Dataset items
%%
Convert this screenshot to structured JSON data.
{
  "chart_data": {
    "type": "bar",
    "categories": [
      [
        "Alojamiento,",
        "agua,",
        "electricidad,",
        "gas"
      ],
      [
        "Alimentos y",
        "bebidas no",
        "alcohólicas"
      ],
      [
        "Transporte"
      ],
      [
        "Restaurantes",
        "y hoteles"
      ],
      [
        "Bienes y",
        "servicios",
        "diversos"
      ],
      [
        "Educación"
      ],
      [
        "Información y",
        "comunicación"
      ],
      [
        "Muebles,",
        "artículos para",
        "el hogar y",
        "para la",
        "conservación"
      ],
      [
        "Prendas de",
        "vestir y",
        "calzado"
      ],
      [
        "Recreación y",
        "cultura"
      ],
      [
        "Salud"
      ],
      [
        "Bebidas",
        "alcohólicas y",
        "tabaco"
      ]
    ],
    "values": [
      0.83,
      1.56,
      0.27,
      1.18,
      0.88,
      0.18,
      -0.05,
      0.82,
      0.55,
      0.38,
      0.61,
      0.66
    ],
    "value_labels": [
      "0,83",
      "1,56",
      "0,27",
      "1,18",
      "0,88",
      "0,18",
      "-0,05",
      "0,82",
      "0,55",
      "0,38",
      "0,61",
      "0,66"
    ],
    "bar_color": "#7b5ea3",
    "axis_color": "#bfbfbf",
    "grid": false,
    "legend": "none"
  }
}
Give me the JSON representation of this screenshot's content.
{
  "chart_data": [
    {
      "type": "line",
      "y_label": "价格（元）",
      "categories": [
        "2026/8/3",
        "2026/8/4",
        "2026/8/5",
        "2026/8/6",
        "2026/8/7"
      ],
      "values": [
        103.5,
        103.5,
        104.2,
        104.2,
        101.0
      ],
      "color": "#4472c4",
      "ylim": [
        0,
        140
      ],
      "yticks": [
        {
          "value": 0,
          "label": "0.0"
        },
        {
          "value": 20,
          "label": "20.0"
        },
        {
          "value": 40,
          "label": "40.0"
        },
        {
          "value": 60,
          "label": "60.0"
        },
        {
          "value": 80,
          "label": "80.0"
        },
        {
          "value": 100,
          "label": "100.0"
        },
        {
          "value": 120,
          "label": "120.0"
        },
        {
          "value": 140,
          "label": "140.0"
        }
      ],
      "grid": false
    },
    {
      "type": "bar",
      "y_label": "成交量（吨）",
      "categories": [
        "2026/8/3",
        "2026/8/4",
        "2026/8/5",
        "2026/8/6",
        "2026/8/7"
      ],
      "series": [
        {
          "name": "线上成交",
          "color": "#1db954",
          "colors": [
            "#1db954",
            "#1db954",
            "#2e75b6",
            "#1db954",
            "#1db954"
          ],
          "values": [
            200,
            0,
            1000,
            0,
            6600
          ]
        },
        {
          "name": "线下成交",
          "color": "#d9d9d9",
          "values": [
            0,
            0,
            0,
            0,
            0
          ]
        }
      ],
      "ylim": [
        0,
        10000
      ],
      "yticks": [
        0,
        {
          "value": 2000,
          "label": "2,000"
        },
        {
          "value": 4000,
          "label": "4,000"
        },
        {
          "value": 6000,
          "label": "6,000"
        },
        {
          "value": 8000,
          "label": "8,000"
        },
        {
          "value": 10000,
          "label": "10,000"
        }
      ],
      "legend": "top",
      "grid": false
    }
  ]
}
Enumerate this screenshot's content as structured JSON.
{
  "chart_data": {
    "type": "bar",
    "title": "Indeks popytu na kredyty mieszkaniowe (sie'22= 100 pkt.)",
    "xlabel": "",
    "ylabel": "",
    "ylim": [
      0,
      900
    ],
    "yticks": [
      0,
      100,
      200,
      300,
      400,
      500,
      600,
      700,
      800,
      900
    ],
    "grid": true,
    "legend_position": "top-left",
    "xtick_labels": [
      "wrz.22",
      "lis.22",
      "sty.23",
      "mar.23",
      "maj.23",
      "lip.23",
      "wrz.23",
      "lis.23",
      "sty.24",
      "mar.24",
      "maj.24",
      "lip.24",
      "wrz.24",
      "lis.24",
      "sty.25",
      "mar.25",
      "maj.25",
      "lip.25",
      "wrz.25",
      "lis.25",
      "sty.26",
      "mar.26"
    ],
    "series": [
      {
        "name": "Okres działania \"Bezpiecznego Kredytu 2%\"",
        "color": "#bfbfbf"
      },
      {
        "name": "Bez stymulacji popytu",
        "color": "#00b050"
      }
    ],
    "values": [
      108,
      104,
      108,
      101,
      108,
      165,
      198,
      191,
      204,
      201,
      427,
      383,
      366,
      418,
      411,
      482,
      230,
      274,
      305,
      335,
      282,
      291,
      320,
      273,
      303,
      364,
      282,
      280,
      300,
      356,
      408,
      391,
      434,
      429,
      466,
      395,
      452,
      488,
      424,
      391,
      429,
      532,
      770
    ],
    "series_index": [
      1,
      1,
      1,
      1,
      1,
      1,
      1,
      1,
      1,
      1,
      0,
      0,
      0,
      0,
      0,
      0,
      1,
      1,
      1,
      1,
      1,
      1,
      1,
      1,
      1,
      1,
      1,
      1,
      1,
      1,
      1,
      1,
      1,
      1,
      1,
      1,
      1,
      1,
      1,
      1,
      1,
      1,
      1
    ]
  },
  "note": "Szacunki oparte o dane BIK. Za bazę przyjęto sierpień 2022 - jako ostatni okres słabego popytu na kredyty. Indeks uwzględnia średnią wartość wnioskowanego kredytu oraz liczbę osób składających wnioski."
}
%%
PROBLEM DETAILS »
Filter the records above and return every line that holds the word "content".

FULL RESPONSE »
Give me the JSON representation of this screenshot's content.
Enumerate this screenshot's content as structured JSON.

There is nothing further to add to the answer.